start Entries shown

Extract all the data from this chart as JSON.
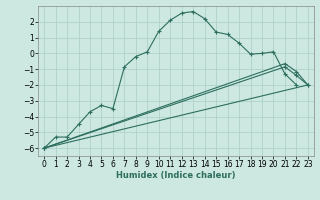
{
  "xlabel": "Humidex (Indice chaleur)",
  "bg_color": "#cce8e0",
  "grid_color": "#aacec6",
  "line_color": "#2d6e5e",
  "xlim": [
    -0.5,
    23.5
  ],
  "ylim": [
    -6.5,
    3.0
  ],
  "xticks": [
    0,
    1,
    2,
    3,
    4,
    5,
    6,
    7,
    8,
    9,
    10,
    11,
    12,
    13,
    14,
    15,
    16,
    17,
    18,
    19,
    20,
    21,
    22,
    23
  ],
  "yticks": [
    -6,
    -5,
    -4,
    -3,
    -2,
    -1,
    0,
    1,
    2
  ],
  "curve1_x": [
    0,
    1,
    2,
    3,
    4,
    5,
    6,
    7,
    8,
    9,
    10,
    11,
    12,
    13,
    14,
    15,
    16,
    17,
    18,
    19,
    20,
    21,
    22
  ],
  "curve1_y": [
    -6.0,
    -5.3,
    -5.3,
    -4.5,
    -3.7,
    -3.3,
    -3.5,
    -0.85,
    -0.2,
    0.1,
    1.4,
    2.1,
    2.55,
    2.65,
    2.2,
    1.35,
    1.2,
    0.65,
    -0.05,
    0.0,
    0.1,
    -1.3,
    -2.0
  ],
  "line2_x": [
    0,
    21,
    22,
    23
  ],
  "line2_y": [
    -6.0,
    -0.85,
    -1.4,
    -2.0
  ],
  "line3_x": [
    0,
    21,
    22,
    23
  ],
  "line3_y": [
    -6.0,
    -0.65,
    -1.15,
    -2.0
  ],
  "line4_x": [
    0,
    23
  ],
  "line4_y": [
    -6.0,
    -2.0
  ],
  "marker_x2": [
    0,
    2,
    5,
    21,
    22,
    23
  ],
  "marker_y2": [
    -6.0,
    -5.3,
    -4.5,
    -0.85,
    -1.4,
    -2.0
  ],
  "marker_x3": [
    0,
    2,
    5,
    21,
    22,
    23
  ],
  "marker_y3": [
    -6.0,
    -5.3,
    -4.6,
    -0.65,
    -1.15,
    -2.0
  ]
}
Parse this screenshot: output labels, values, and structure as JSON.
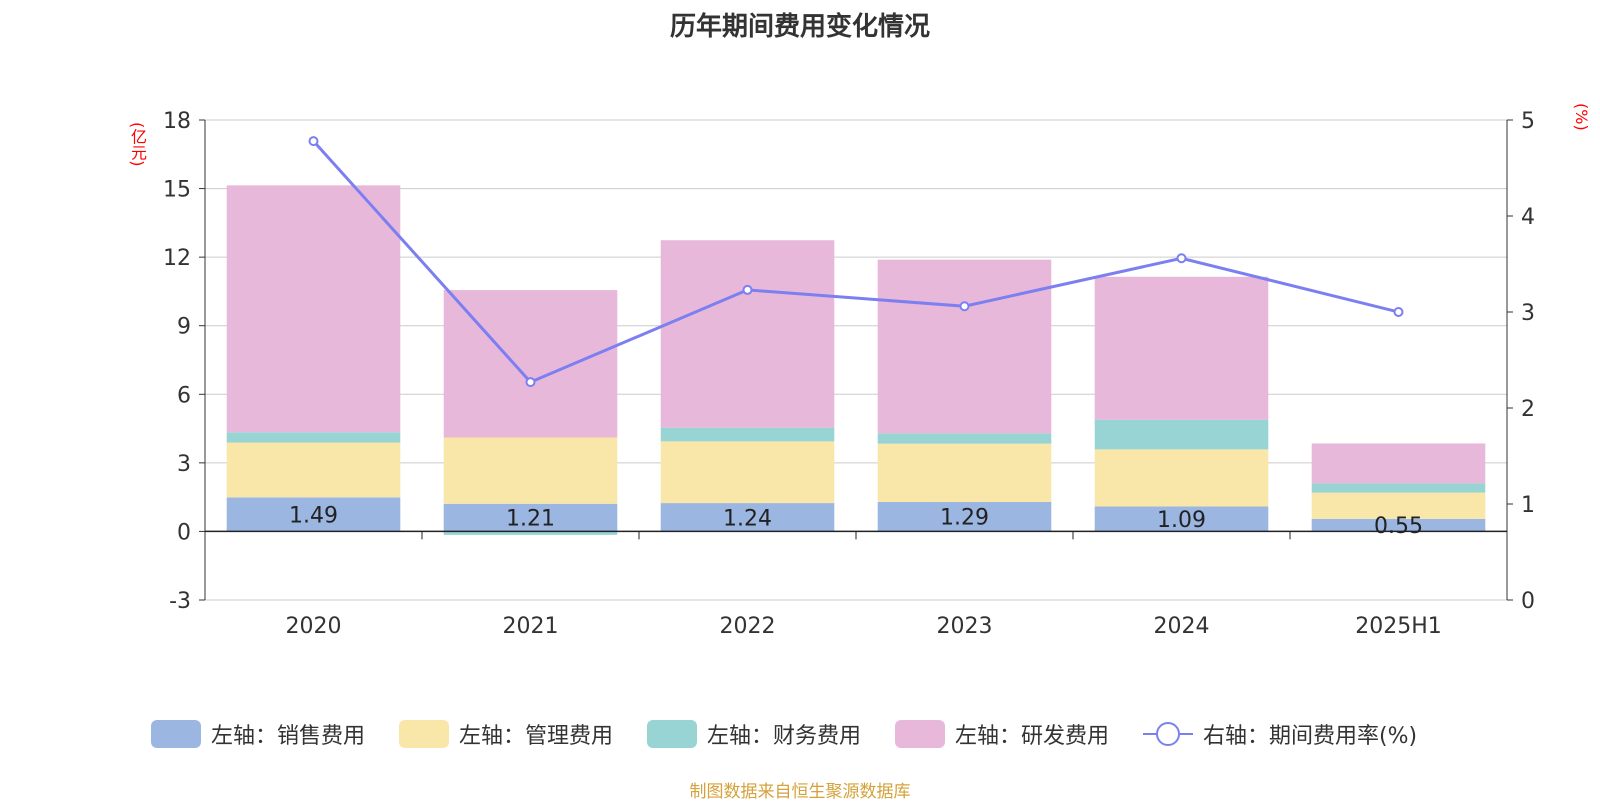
{
  "chart_data": {
    "type": "bar",
    "title": "历年期间费用变化情况",
    "left_unit": "(亿元)",
    "right_unit": "(%)",
    "categories": [
      "2020",
      "2021",
      "2022",
      "2023",
      "2024",
      "2025H1"
    ],
    "left_axis": {
      "min": -3,
      "max": 18,
      "ticks": [
        -3,
        0,
        3,
        6,
        9,
        12,
        15,
        18
      ]
    },
    "right_axis": {
      "min": 0,
      "max": 5,
      "ticks": [
        0,
        1,
        2,
        3,
        4,
        5
      ]
    },
    "grid": true,
    "stacked": true,
    "series": [
      {
        "name": "左轴：销售费用",
        "type": "bar",
        "color": "#9bb6e0",
        "values": [
          1.49,
          1.21,
          1.24,
          1.29,
          1.09,
          0.55
        ],
        "labels": [
          "1.49",
          "1.21",
          "1.24",
          "1.29",
          "1.09",
          "0.55"
        ]
      },
      {
        "name": "左轴：管理费用",
        "type": "bar",
        "color": "#f8e7a9",
        "values": [
          2.4,
          2.9,
          2.7,
          2.55,
          2.5,
          1.15
        ]
      },
      {
        "name": "左轴：财务费用",
        "type": "bar",
        "color": "#98d4d4",
        "values": [
          0.45,
          -0.15,
          0.6,
          0.45,
          1.3,
          0.4
        ]
      },
      {
        "name": "左轴：研发费用",
        "type": "bar",
        "color": "#e8b8da",
        "values": [
          10.8,
          6.45,
          8.2,
          7.6,
          6.25,
          1.75
        ]
      },
      {
        "name": "右轴：期间费用率(%)",
        "type": "line",
        "color": "#7b7ff0",
        "values": [
          4.78,
          2.27,
          3.23,
          3.06,
          3.56,
          3.0
        ]
      }
    ],
    "legend_position": "bottom",
    "source": "制图数据来自恒生聚源数据库"
  }
}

end Entries shown

## Exercise requirements
Omit any images, then output the listing exactly.

## Output
Extract all the data from this chart as JSON.
{
  "xlabel": "Humidex (Indice chaleur)",
  "bg_color": "#cce8e0",
  "grid_color": "#aacec6",
  "line_color": "#2d6e5e",
  "xlim": [
    -0.5,
    23.5
  ],
  "ylim": [
    -6.5,
    3.0
  ],
  "xticks": [
    0,
    1,
    2,
    3,
    4,
    5,
    6,
    7,
    8,
    9,
    10,
    11,
    12,
    13,
    14,
    15,
    16,
    17,
    18,
    19,
    20,
    21,
    22,
    23
  ],
  "yticks": [
    -6,
    -5,
    -4,
    -3,
    -2,
    -1,
    0,
    1,
    2
  ],
  "curve1_x": [
    0,
    1,
    2,
    3,
    4,
    5,
    6,
    7,
    8,
    9,
    10,
    11,
    12,
    13,
    14,
    15,
    16,
    17,
    18,
    19,
    20,
    21,
    22
  ],
  "curve1_y": [
    -6.0,
    -5.3,
    -5.3,
    -4.5,
    -3.7,
    -3.3,
    -3.5,
    -0.85,
    -0.2,
    0.1,
    1.4,
    2.1,
    2.55,
    2.65,
    2.2,
    1.35,
    1.2,
    0.65,
    -0.05,
    0.0,
    0.1,
    -1.3,
    -2.0
  ],
  "line2_x": [
    0,
    21,
    22,
    23
  ],
  "line2_y": [
    -6.0,
    -0.85,
    -1.4,
    -2.0
  ],
  "line3_x": [
    0,
    21,
    22,
    23
  ],
  "line3_y": [
    -6.0,
    -0.65,
    -1.15,
    -2.0
  ],
  "line4_x": [
    0,
    23
  ],
  "line4_y": [
    -6.0,
    -2.0
  ],
  "marker_x2": [
    0,
    2,
    5,
    21,
    22,
    23
  ],
  "marker_y2": [
    -6.0,
    -5.3,
    -4.5,
    -0.85,
    -1.4,
    -2.0
  ],
  "marker_x3": [
    0,
    2,
    5,
    21,
    22,
    23
  ],
  "marker_y3": [
    -6.0,
    -5.3,
    -4.6,
    -0.65,
    -1.15,
    -2.0
  ]
}
Parse this screenshot: output labels, values, and structure as JSON.
{
  "chart_data": {
    "type": "bar",
    "title": "历年期间费用变化情况",
    "left_unit": "(亿元)",
    "right_unit": "(%)",
    "categories": [
      "2020",
      "2021",
      "2022",
      "2023",
      "2024",
      "2025H1"
    ],
    "left_axis": {
      "min": -3,
      "max": 18,
      "ticks": [
        -3,
        0,
        3,
        6,
        9,
        12,
        15,
        18
      ]
    },
    "right_axis": {
      "min": 0,
      "max": 5,
      "ticks": [
        0,
        1,
        2,
        3,
        4,
        5
      ]
    },
    "grid": true,
    "stacked": true,
    "series": [
      {
        "name": "左轴：销售费用",
        "type": "bar",
        "color": "#9bb6e0",
        "values": [
          1.49,
          1.21,
          1.24,
          1.29,
          1.09,
          0.55
        ],
        "labels": [
          "1.49",
          "1.21",
          "1.24",
          "1.29",
          "1.09",
          "0.55"
        ]
      },
      {
        "name": "左轴：管理费用",
        "type": "bar",
        "color": "#f8e7a9",
        "values": [
          2.4,
          2.9,
          2.7,
          2.55,
          2.5,
          1.15
        ]
      },
      {
        "name": "左轴：财务费用",
        "type": "bar",
        "color": "#98d4d4",
        "values": [
          0.45,
          -0.15,
          0.6,
          0.45,
          1.3,
          0.4
        ]
      },
      {
        "name": "左轴：研发费用",
        "type": "bar",
        "color": "#e8b8da",
        "values": [
          10.8,
          6.45,
          8.2,
          7.6,
          6.25,
          1.75
        ]
      },
      {
        "name": "右轴：期间费用率(%)",
        "type": "line",
        "color": "#7b7ff0",
        "values": [
          4.78,
          2.27,
          3.23,
          3.06,
          3.56,
          3.0
        ]
      }
    ],
    "legend_position": "bottom",
    "source": "制图数据来自恒生聚源数据库"
  }
}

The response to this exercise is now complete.